Prompt: Reproduce all the entries precisely.

Figure record extracts:
※
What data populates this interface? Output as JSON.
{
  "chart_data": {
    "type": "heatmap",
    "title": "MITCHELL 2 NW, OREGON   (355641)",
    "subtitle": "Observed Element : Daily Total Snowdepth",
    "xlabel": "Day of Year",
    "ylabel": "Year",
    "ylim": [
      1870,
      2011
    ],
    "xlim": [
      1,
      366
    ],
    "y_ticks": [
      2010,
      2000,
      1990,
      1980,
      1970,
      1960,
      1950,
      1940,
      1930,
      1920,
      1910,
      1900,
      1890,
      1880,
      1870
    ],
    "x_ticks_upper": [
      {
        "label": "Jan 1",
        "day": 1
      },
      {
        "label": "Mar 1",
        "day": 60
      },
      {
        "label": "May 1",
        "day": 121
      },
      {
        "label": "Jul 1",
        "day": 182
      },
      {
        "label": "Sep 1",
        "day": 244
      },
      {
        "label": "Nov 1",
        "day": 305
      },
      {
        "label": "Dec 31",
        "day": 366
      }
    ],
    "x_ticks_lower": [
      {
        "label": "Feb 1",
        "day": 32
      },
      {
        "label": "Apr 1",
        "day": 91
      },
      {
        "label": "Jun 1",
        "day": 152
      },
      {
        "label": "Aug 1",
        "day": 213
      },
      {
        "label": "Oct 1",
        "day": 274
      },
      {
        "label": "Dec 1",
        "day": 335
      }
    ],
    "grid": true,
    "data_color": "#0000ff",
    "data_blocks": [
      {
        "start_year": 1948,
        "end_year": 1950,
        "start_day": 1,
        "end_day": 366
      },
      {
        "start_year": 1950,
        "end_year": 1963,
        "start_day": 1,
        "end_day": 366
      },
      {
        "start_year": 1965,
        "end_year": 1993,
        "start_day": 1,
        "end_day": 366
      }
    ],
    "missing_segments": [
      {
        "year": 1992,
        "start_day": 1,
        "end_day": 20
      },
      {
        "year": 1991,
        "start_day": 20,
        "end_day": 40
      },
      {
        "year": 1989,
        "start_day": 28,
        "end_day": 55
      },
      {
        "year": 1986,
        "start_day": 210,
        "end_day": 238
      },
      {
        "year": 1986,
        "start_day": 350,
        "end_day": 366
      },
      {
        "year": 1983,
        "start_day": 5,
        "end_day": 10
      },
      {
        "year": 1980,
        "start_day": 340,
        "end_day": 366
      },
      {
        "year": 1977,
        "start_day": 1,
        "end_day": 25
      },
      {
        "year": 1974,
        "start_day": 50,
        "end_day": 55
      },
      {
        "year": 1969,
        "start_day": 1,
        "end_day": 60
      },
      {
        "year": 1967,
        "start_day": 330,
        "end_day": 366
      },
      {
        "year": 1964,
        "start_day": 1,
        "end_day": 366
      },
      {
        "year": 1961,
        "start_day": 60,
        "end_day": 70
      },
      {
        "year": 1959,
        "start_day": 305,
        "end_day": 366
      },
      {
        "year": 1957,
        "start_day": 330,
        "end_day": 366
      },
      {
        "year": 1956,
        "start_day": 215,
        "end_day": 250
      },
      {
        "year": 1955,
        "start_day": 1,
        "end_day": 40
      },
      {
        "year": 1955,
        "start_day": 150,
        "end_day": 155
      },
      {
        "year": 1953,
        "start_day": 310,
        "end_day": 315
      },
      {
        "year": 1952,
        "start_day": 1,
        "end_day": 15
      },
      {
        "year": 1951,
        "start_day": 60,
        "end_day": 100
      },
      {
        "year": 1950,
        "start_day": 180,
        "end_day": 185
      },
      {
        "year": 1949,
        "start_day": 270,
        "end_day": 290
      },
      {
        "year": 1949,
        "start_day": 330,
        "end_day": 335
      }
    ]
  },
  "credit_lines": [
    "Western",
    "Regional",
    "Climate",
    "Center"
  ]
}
※
Response below:
What data populates this interface? Output as JSON.
{
  "chart_data": {
    "type": "heatmap",
    "title": "MITCHELL 2 NW, OREGON   (355641)",
    "subtitle": "Observed Element : Daily Total Snowdepth",
    "xlabel": "Day of Year",
    "ylabel": "Year",
    "ylim": [
      1870,
      2011
    ],
    "xlim": [
      1,
      366
    ],
    "y_ticks": [
      2010,
      2000,
      1990,
      1980,
      1970,
      1960,
      1950,
      1940,
      1930,
      1920,
      1910,
      1900,
      1890,
      1880,
      1870
    ],
    "x_ticks_upper": [
      {
        "label": "Jan 1",
        "day": 1
      },
      {
        "label": "Mar 1",
        "day": 60
      },
      {
        "label": "May 1",
        "day": 121
      },
      {
        "label": "Jul 1",
        "day": 182
      },
      {
        "label": "Sep 1",
        "day": 244
      },
      {
        "label": "Nov 1",
        "day": 305
      },
      {
        "label": "Dec 31",
        "day": 366
      }
    ],
    "x_ticks_lower": [
      {
        "label": "Feb 1",
        "day": 32
      },
      {
        "label": "Apr 1",
        "day": 91
      },
      {
        "label": "Jun 1",
        "day": 152
      },
      {
        "label": "Aug 1",
        "day": 213
      },
      {
        "label": "Oct 1",
        "day": 274
      },
      {
        "label": "Dec 1",
        "day": 335
      }
    ],
    "grid": true,
    "data_color": "#0000ff",
    "data_blocks": [
      {
        "start_year": 1948,
        "end_year": 1950,
        "start_day": 1,
        "end_day": 366
      },
      {
        "start_year": 1950,
        "end_year": 1963,
        "start_day": 1,
        "end_day": 366
      },
      {
        "start_year": 1965,
        "end_year": 1993,
        "start_day": 1,
        "end_day": 366
      }
    ],
    "missing_segments": [
      {
        "year": 1992,
        "start_day": 1,
        "end_day": 20
      },
      {
        "year": 1991,
        "start_day": 20,
        "end_day": 40
      },
      {
        "year": 1989,
        "start_day": 28,
        "end_day": 55
      },
      {
        "year": 1986,
        "start_day": 210,
        "end_day": 238
      },
      {
        "year": 1986,
        "start_day": 350,
        "end_day": 366
      },
      {
        "year": 1983,
        "start_day": 5,
        "end_day": 10
      },
      {
        "year": 1980,
        "start_day": 340,
        "end_day": 366
      },
      {
        "year": 1977,
        "start_day": 1,
        "end_day": 25
      },
      {
        "year": 1974,
        "start_day": 50,
        "end_day": 55
      },
      {
        "year": 1969,
        "start_day": 1,
        "end_day": 60
      },
      {
        "year": 1967,
        "start_day": 330,
        "end_day": 366
      },
      {
        "year": 1964,
        "start_day": 1,
        "end_day": 366
      },
      {
        "year": 1961,
        "start_day": 60,
        "end_day": 70
      },
      {
        "year": 1959,
        "start_day": 305,
        "end_day": 366
      },
      {
        "year": 1957,
        "start_day": 330,
        "end_day": 366
      },
      {
        "year": 1956,
        "start_day": 215,
        "end_day": 250
      },
      {
        "year": 1955,
        "start_day": 1,
        "end_day": 40
      },
      {
        "year": 1955,
        "start_day": 150,
        "end_day": 155
      },
      {
        "year": 1953,
        "start_day": 310,
        "end_day": 315
      },
      {
        "year": 1952,
        "start_day": 1,
        "end_day": 15
      },
      {
        "year": 1951,
        "start_day": 60,
        "end_day": 100
      },
      {
        "year": 1950,
        "start_day": 180,
        "end_day": 185
      },
      {
        "year": 1949,
        "start_day": 270,
        "end_day": 290
      },
      {
        "year": 1949,
        "start_day": 330,
        "end_day": 335
      }
    ]
  },
  "credit_lines": [
    "Western",
    "Regional",
    "Climate",
    "Center"
  ]
}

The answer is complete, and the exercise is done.